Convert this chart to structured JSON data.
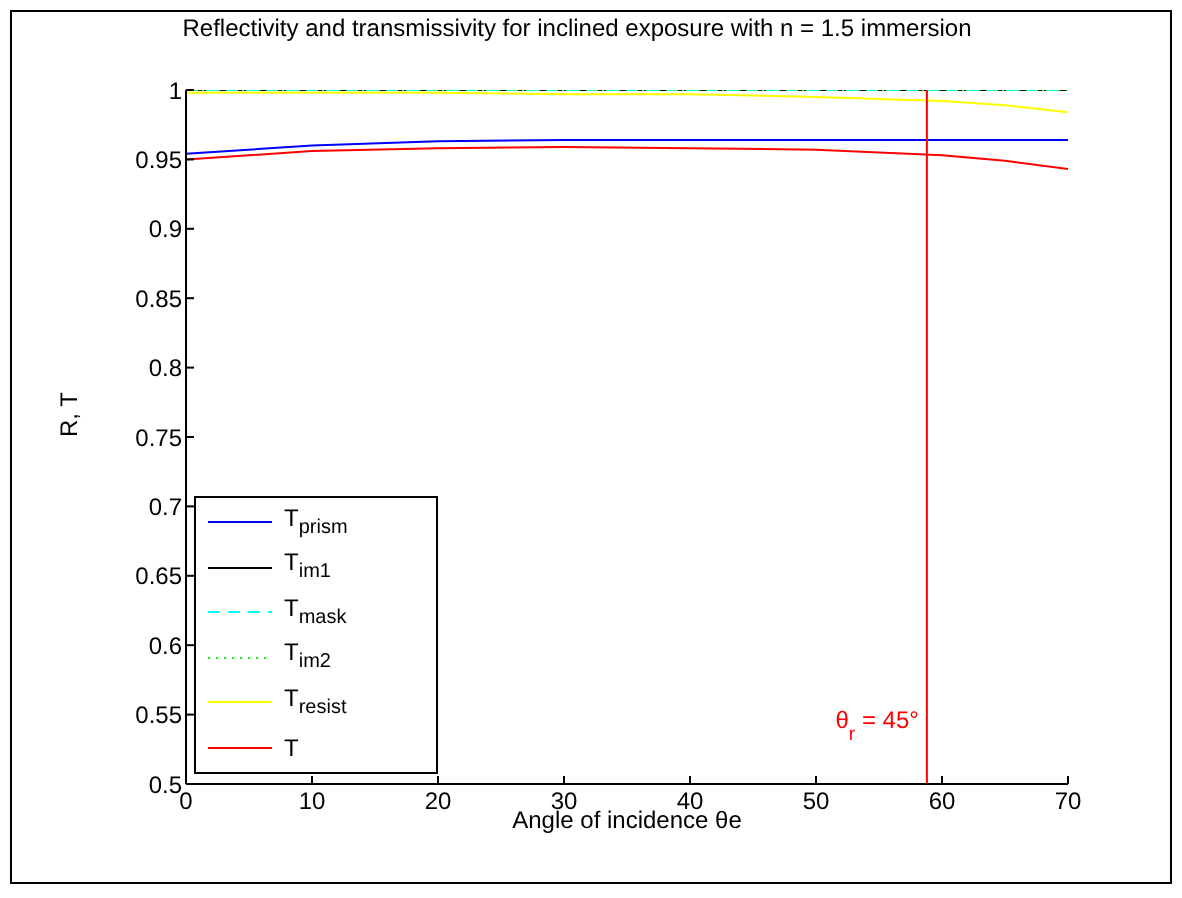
{
  "chart_data": {
    "type": "line",
    "title": "Reflectivity and transmissivity for inclined exposure with n = 1.5 immersion",
    "xlabel": "Angle of incidence θe",
    "ylabel": "R, T",
    "x": [
      0,
      10,
      20,
      30,
      40,
      50,
      60,
      65,
      70
    ],
    "series": [
      {
        "name": "T$_{prism}$",
        "color": "#0000ff",
        "values": [
          0.954,
          0.96,
          0.963,
          0.964,
          0.964,
          0.964,
          0.964,
          0.964,
          0.964
        ]
      },
      {
        "name": "T$_{im1}$",
        "color": "#000000",
        "values": [
          1,
          1,
          1,
          1,
          1,
          1,
          1,
          1,
          1
        ]
      },
      {
        "name": "T$_{mask}$",
        "color": "#00ffff",
        "line_style": "dashed",
        "values": [
          1,
          1,
          1,
          1,
          1,
          1,
          1,
          1,
          1
        ]
      },
      {
        "name": "T$_{im2}$",
        "color": "#00ff00",
        "line_style": "dotted",
        "values": [
          1,
          1,
          1,
          1,
          1,
          1,
          1,
          1,
          1
        ]
      },
      {
        "name": "T$_{resist}$",
        "color": "#ffff00",
        "values": [
          0.998,
          0.998,
          0.998,
          0.997,
          0.997,
          0.995,
          0.992,
          0.989,
          0.984
        ]
      },
      {
        "name": "T",
        "color": "#ff0000",
        "values": [
          0.95,
          0.956,
          0.958,
          0.959,
          0.958,
          0.957,
          0.953,
          0.949,
          0.943
        ]
      }
    ],
    "xlim": [
      0,
      70
    ],
    "xticks": [
      0,
      10,
      20,
      30,
      40,
      50,
      60,
      70
    ],
    "ylim": [
      0.5,
      1
    ],
    "yticks": [
      0.5,
      0.55,
      0.6,
      0.65,
      0.7,
      0.75,
      0.8,
      0.85,
      0.9,
      0.95,
      1
    ],
    "ref_lines": [
      {
        "axis": "x",
        "value": 58.8,
        "color": "#ff0000"
      }
    ],
    "annotations": [
      "θ$_{r}$ = 45°"
    ],
    "grid": false,
    "legend": "bottom left",
    "marker": "none",
    "line_style": "solid"
  }
}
------------
_GIVEN INSTRUCTION_
Reproduce the material above in full, exactly, with no images.

_OUTPUT FOR THIS TASK_
Convert this chart to structured JSON data.
{
  "chart_data": {
    "type": "line",
    "title": "Reflectivity and transmissivity for inclined exposure with n = 1.5 immersion",
    "xlabel": "Angle of incidence θe",
    "ylabel": "R, T",
    "x": [
      0,
      10,
      20,
      30,
      40,
      50,
      60,
      65,
      70
    ],
    "series": [
      {
        "name": "T$_{prism}$",
        "color": "#0000ff",
        "values": [
          0.954,
          0.96,
          0.963,
          0.964,
          0.964,
          0.964,
          0.964,
          0.964,
          0.964
        ]
      },
      {
        "name": "T$_{im1}$",
        "color": "#000000",
        "values": [
          1,
          1,
          1,
          1,
          1,
          1,
          1,
          1,
          1
        ]
      },
      {
        "name": "T$_{mask}$",
        "color": "#00ffff",
        "line_style": "dashed",
        "values": [
          1,
          1,
          1,
          1,
          1,
          1,
          1,
          1,
          1
        ]
      },
      {
        "name": "T$_{im2}$",
        "color": "#00ff00",
        "line_style": "dotted",
        "values": [
          1,
          1,
          1,
          1,
          1,
          1,
          1,
          1,
          1
        ]
      },
      {
        "name": "T$_{resist}$",
        "color": "#ffff00",
        "values": [
          0.998,
          0.998,
          0.998,
          0.997,
          0.997,
          0.995,
          0.992,
          0.989,
          0.984
        ]
      },
      {
        "name": "T",
        "color": "#ff0000",
        "values": [
          0.95,
          0.956,
          0.958,
          0.959,
          0.958,
          0.957,
          0.953,
          0.949,
          0.943
        ]
      }
    ],
    "xlim": [
      0,
      70
    ],
    "xticks": [
      0,
      10,
      20,
      30,
      40,
      50,
      60,
      70
    ],
    "ylim": [
      0.5,
      1
    ],
    "yticks": [
      0.5,
      0.55,
      0.6,
      0.65,
      0.7,
      0.75,
      0.8,
      0.85,
      0.9,
      0.95,
      1
    ],
    "ref_lines": [
      {
        "axis": "x",
        "value": 58.8,
        "color": "#ff0000"
      }
    ],
    "annotations": [
      "θ$_{r}$ = 45°"
    ],
    "grid": false,
    "legend": "bottom left",
    "marker": "none",
    "line_style": "solid"
  }
}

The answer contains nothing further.